■ Problem
Return every record below exactly as written, omitting any pictures.
━━━━━━━━━━━━━━━━━━━━━━━━━━━━━━
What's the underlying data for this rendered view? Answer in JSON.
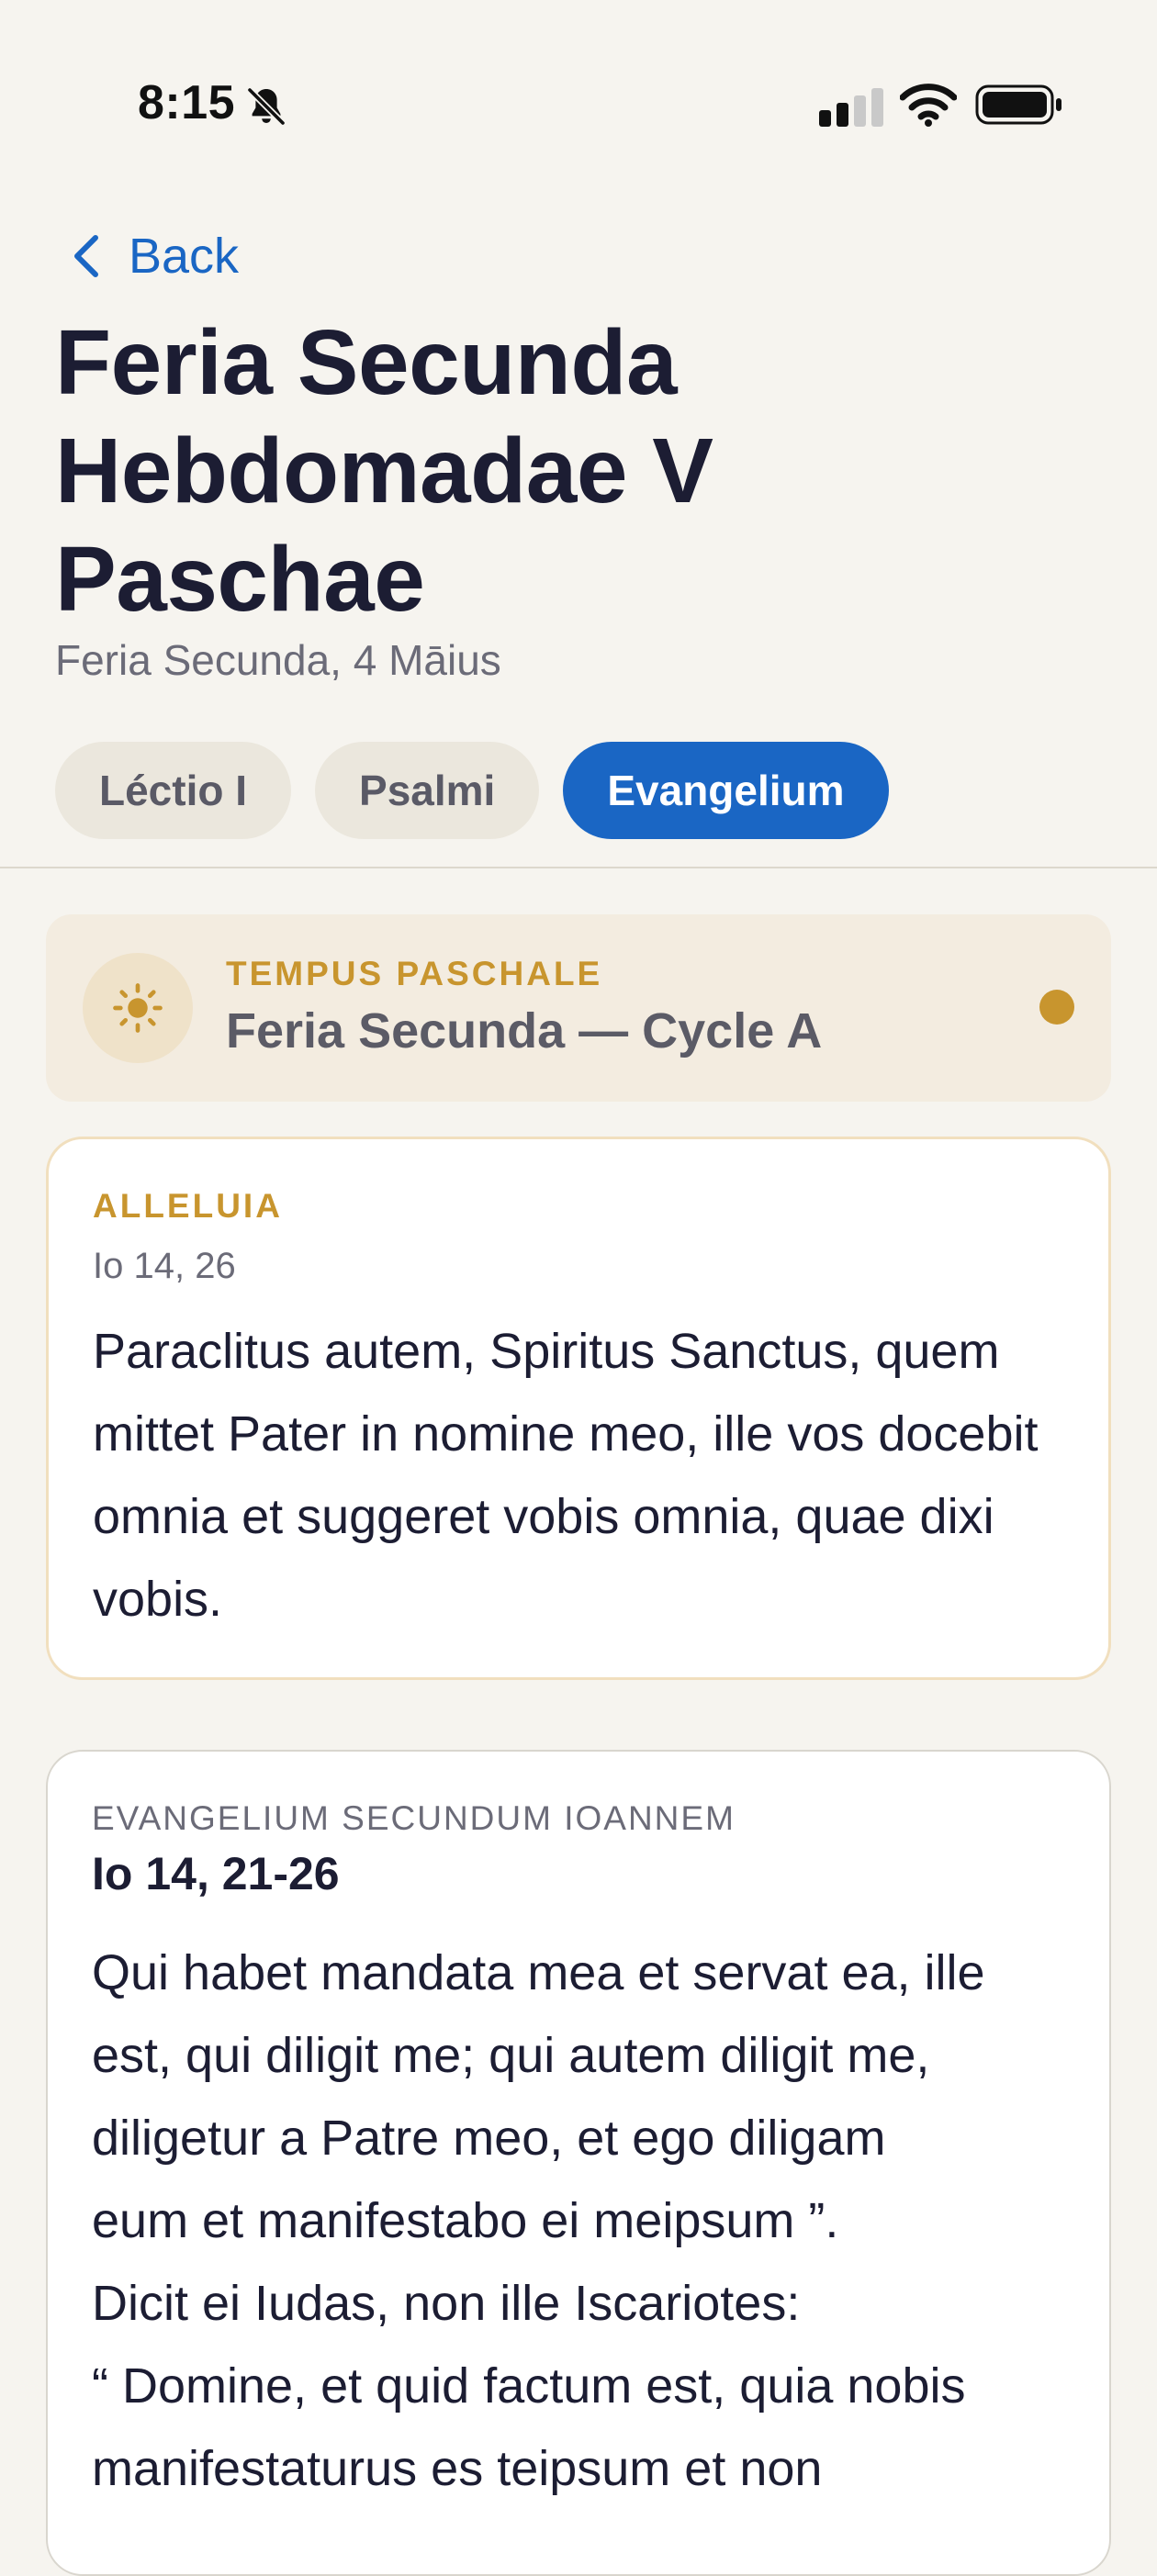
{
  "status_bar": {
    "time": "8:15",
    "icons": [
      "bell-slash-icon",
      "cellular-signal-icon",
      "wifi-icon",
      "battery-icon"
    ]
  },
  "header": {
    "back_label": "Back",
    "title": "Feria Secunda Hebdomadae V Paschae",
    "subtitle": "Feria Secunda, 4 Māius"
  },
  "tabs": [
    {
      "label": "Léctio I",
      "active": false
    },
    {
      "label": "Psalmi",
      "active": false
    },
    {
      "label": "Evangelium",
      "active": true
    }
  ],
  "season": {
    "label": "TEMPUS PASCHALE",
    "title": "Feria Secunda — Cycle A",
    "icon": "sun-icon"
  },
  "alleluia": {
    "label": "ALLELUIA",
    "reference": "Io 14, 26",
    "text": "Paraclitus autem, Spiritus Sanctus, quem mittet Pater in nomine meo, ille vos docebit omnia et suggeret vobis omnia, quae dixi vobis."
  },
  "gospel": {
    "label": "EVANGELIUM SECUNDUM IOANNEM",
    "reference": "Io 14, 21-26",
    "lines": [
      "Qui habet mandata mea et servat ea, ille",
      "est, qui diligit me; qui autem diligit me,",
      "diligetur a Patre meo, et ego diligam",
      "eum et manifestabo ei meipsum ”.",
      "Dicit ei Iudas, non ille Iscariotes:",
      "“ Domine, et quid factum est, quia nobis",
      "manifestaturus es teipsum et non"
    ]
  },
  "colors": {
    "accent_blue": "#1a66c4",
    "season_gold": "#c8952e",
    "background": "#f6f4ef"
  }
}
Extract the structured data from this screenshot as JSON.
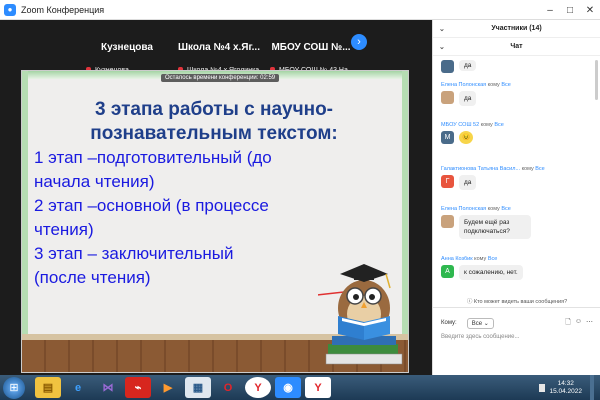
━━━━━━━━━━━━━━━━━━━━━━━━━━━━━━
■ Worked solution
What's the underlying data for this rendered view? Answer in JSON.
{
  "status_bar": {
    "time": "8:15",
    "icons": [
      "bell-slash-icon",
      "cellular-signal-icon",
      "wifi-icon",
      "battery-icon"
    ]
  },
  "header": {
    "back_label": "Back",
    "title": "Feria Secunda Hebdomadae V Paschae",
    "subtitle": "Feria Secunda, 4 Māius"
  },
  "tabs": [
    {
      "label": "Léctio I",
      "active": false
    },
    {
      "label": "Psalmi",
      "active": false
    },
    {
      "label": "Evangelium",
      "active": true
    }
  ],
  "season": {
    "label": "TEMPUS PASCHALE",
    "title": "Feria Secunda — Cycle A",
    "icon": "sun-icon"
  },
  "alleluia": {
    "label": "ALLELUIA",
    "reference": "Io 14, 26",
    "text": "Paraclitus autem, Spiritus Sanctus, quem mittet Pater in nomine meo, ille vos docebit omnia et suggeret vobis omnia, quae dixi vobis."
  },
  "gospel": {
    "label": "EVANGELIUM SECUNDUM IOANNEM",
    "reference": "Io 14, 21-26",
    "lines": [
      "Qui habet mandata mea et servat ea, ille",
      "est, qui diligit me; qui autem diligit me,",
      "diligetur a Patre meo, et ego diligam",
      "eum et manifestabo ei meipsum ”.",
      "Dicit ei Iudas, non ille Iscariotes:",
      "“ Domine, et quid factum est, quia nobis",
      "manifestaturus es teipsum et non"
    ]
  },
  "colors": {
    "accent_blue": "#1a66c4",
    "season_gold": "#c8952e",
    "background": "#f6f4ef"
  }
}
Extract the structured data from this screenshot as JSON.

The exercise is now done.